DATA SHOWN |
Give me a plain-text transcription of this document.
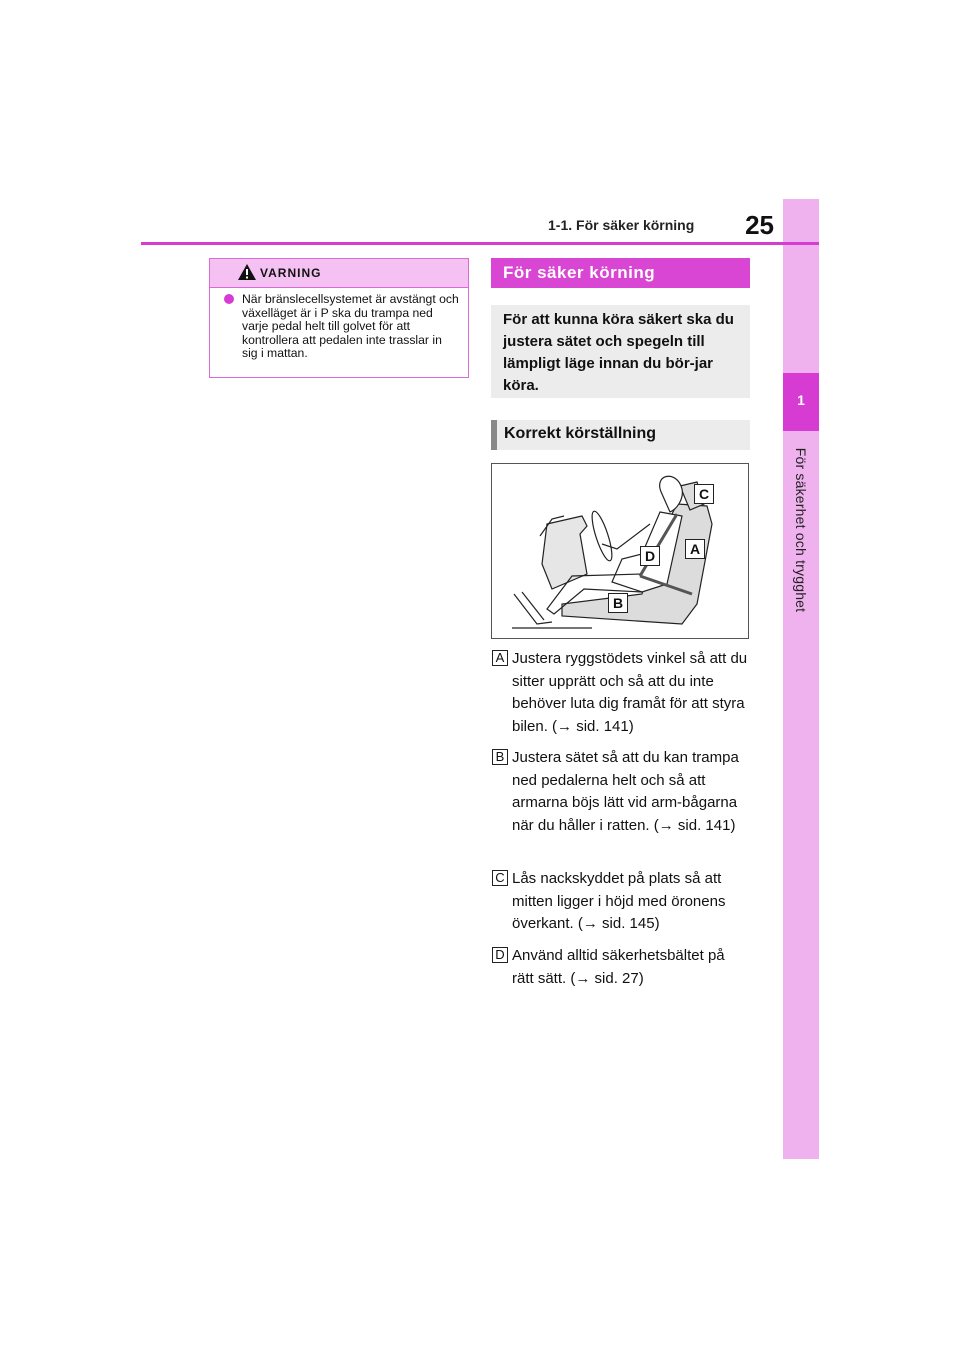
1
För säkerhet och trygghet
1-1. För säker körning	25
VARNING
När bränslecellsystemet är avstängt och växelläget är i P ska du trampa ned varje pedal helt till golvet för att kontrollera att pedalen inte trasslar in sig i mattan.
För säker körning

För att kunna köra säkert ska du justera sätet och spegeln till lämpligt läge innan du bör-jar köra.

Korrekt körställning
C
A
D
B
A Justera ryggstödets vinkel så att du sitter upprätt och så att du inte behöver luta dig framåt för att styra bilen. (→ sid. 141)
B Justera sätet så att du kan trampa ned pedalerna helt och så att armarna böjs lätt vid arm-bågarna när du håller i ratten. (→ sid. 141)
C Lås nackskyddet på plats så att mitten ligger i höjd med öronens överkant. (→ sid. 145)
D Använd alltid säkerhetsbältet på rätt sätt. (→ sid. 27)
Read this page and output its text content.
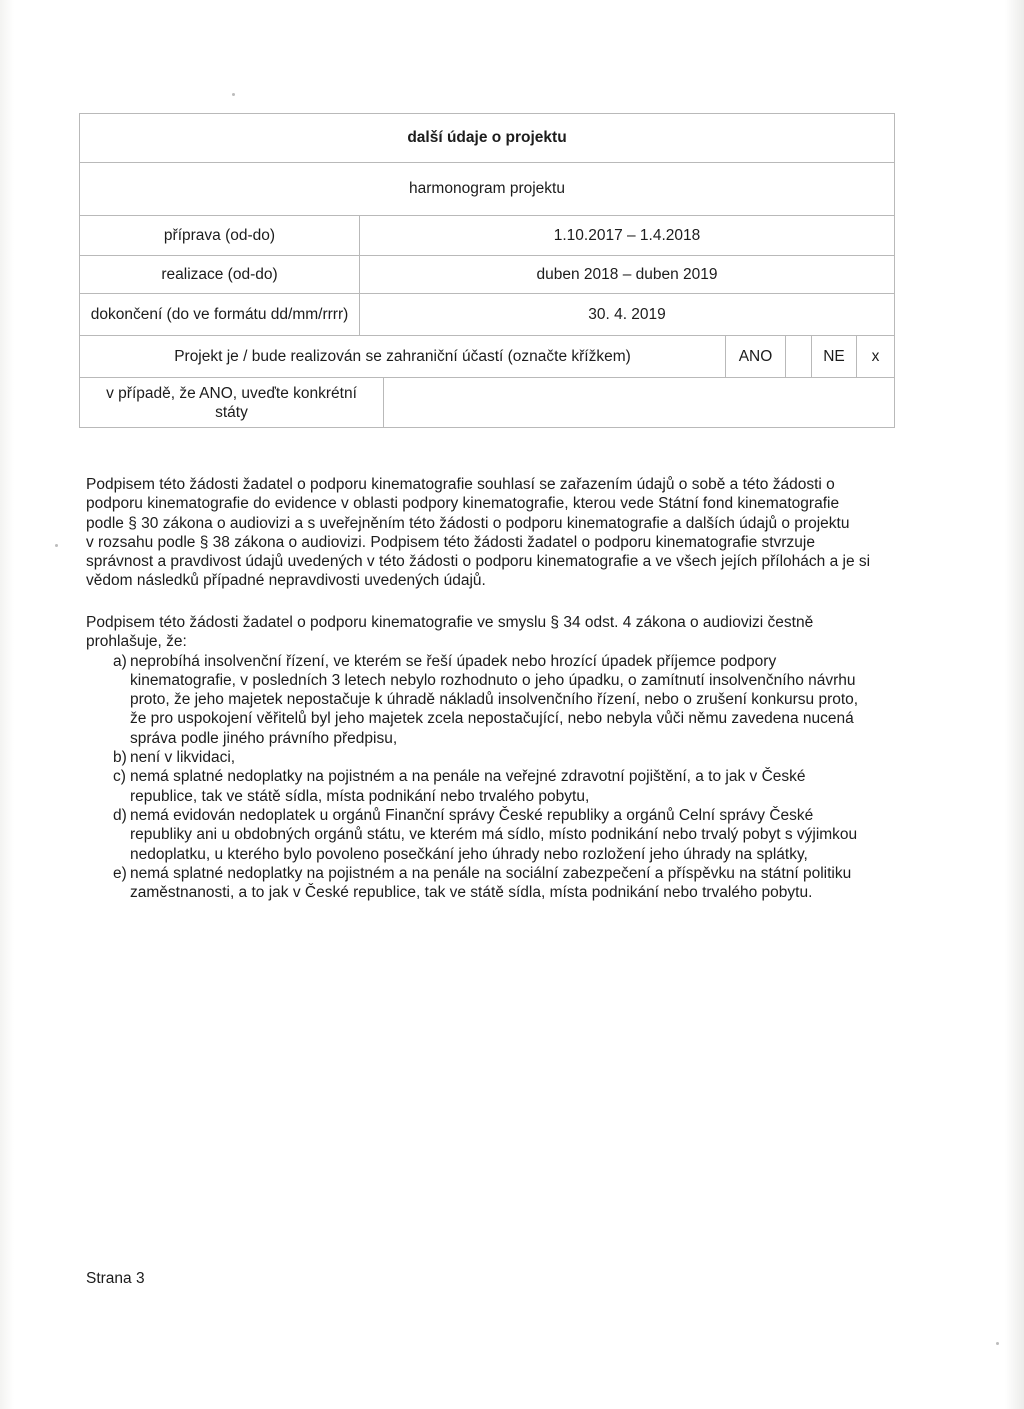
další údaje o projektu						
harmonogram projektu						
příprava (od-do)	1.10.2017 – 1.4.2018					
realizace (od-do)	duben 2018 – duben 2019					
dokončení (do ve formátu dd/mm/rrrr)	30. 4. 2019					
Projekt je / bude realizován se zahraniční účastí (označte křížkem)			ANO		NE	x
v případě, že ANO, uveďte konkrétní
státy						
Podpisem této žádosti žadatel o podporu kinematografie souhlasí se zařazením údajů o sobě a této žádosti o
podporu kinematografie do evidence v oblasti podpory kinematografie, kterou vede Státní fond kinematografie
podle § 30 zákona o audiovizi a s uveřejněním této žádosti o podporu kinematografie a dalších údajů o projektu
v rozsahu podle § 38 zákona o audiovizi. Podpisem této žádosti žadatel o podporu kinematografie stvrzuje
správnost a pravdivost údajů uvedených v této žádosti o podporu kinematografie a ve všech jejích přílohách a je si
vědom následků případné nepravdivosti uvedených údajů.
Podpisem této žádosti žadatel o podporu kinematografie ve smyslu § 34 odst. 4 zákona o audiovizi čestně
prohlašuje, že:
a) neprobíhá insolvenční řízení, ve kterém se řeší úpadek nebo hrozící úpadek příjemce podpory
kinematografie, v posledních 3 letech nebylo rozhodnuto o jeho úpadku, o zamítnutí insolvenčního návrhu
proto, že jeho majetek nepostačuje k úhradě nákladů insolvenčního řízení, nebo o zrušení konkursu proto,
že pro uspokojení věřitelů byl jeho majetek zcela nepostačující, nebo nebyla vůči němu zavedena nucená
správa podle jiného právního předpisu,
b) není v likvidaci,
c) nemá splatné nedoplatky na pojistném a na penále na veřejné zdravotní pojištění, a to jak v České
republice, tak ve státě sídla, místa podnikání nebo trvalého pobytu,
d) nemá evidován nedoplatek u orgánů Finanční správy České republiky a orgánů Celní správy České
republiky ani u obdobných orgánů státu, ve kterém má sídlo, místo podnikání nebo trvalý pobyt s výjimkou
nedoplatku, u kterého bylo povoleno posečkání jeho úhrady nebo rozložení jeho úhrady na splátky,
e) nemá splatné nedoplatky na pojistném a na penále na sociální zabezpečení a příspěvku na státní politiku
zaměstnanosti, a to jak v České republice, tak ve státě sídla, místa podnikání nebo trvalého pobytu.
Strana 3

YOUR OBJECTIVE |
Write out all the entries word for word, but skip any images.

FINAL RESULT |
Give me a plain-text transcription of this document.
1
För säkerhet och trygghet
1-1. För säker körning	25
VARNING
När bränslecellsystemet är avstängt och växelläget är i P ska du trampa ned varje pedal helt till golvet för att kontrollera att pedalen inte trasslar in sig i mattan.
För säker körning

För att kunna köra säkert ska du justera sätet och spegeln till lämpligt läge innan du bör-jar köra.

Korrekt körställning
C
A
D
B
A Justera ryggstödets vinkel så att du sitter upprätt och så att du inte behöver luta dig framåt för att styra bilen. (→ sid. 141)
B Justera sätet så att du kan trampa ned pedalerna helt och så att armarna böjs lätt vid arm-bågarna när du håller i ratten. (→ sid. 141)
C Lås nackskyddet på plats så att mitten ligger i höjd med öronens överkant. (→ sid. 145)
D Använd alltid säkerhetsbältet på rätt sätt. (→ sid. 27)
Read this page and output its text content.
další údaje o projektu						
harmonogram projektu						
příprava (od-do)	1.10.2017 – 1.4.2018					
realizace (od-do)	duben 2018 – duben 2019					
dokončení (do ve formátu dd/mm/rrrr)	30. 4. 2019					
Projekt je / bude realizován se zahraniční účastí (označte křížkem)			ANO		NE	x
v případě, že ANO, uveďte konkrétní
státy						
Podpisem této žádosti žadatel o podporu kinematografie souhlasí se zařazením údajů o sobě a této žádosti o
podporu kinematografie do evidence v oblasti podpory kinematografie, kterou vede Státní fond kinematografie
podle § 30 zákona o audiovizi a s uveřejněním této žádosti o podporu kinematografie a dalších údajů o projektu
v rozsahu podle § 38 zákona o audiovizi. Podpisem této žádosti žadatel o podporu kinematografie stvrzuje
správnost a pravdivost údajů uvedených v této žádosti o podporu kinematografie a ve všech jejích přílohách a je si
vědom následků případné nepravdivosti uvedených údajů.
Podpisem této žádosti žadatel o podporu kinematografie ve smyslu § 34 odst. 4 zákona o audiovizi čestně
prohlašuje, že:
a) neprobíhá insolvenční řízení, ve kterém se řeší úpadek nebo hrozící úpadek příjemce podpory
kinematografie, v posledních 3 letech nebylo rozhodnuto o jeho úpadku, o zamítnutí insolvenčního návrhu
proto, že jeho majetek nepostačuje k úhradě nákladů insolvenčního řízení, nebo o zrušení konkursu proto,
že pro uspokojení věřitelů byl jeho majetek zcela nepostačující, nebo nebyla vůči němu zavedena nucená
správa podle jiného právního předpisu,
b) není v likvidaci,
c) nemá splatné nedoplatky na pojistném a na penále na veřejné zdravotní pojištění, a to jak v České
republice, tak ve státě sídla, místa podnikání nebo trvalého pobytu,
d) nemá evidován nedoplatek u orgánů Finanční správy České republiky a orgánů Celní správy České
republiky ani u obdobných orgánů státu, ve kterém má sídlo, místo podnikání nebo trvalý pobyt s výjimkou
nedoplatku, u kterého bylo povoleno posečkání jeho úhrady nebo rozložení jeho úhrady na splátky,
e) nemá splatné nedoplatky na pojistném a na penále na sociální zabezpečení a příspěvku na státní politiku
zaměstnanosti, a to jak v České republice, tak ve státě sídla, místa podnikání nebo trvalého pobytu.
Strana 3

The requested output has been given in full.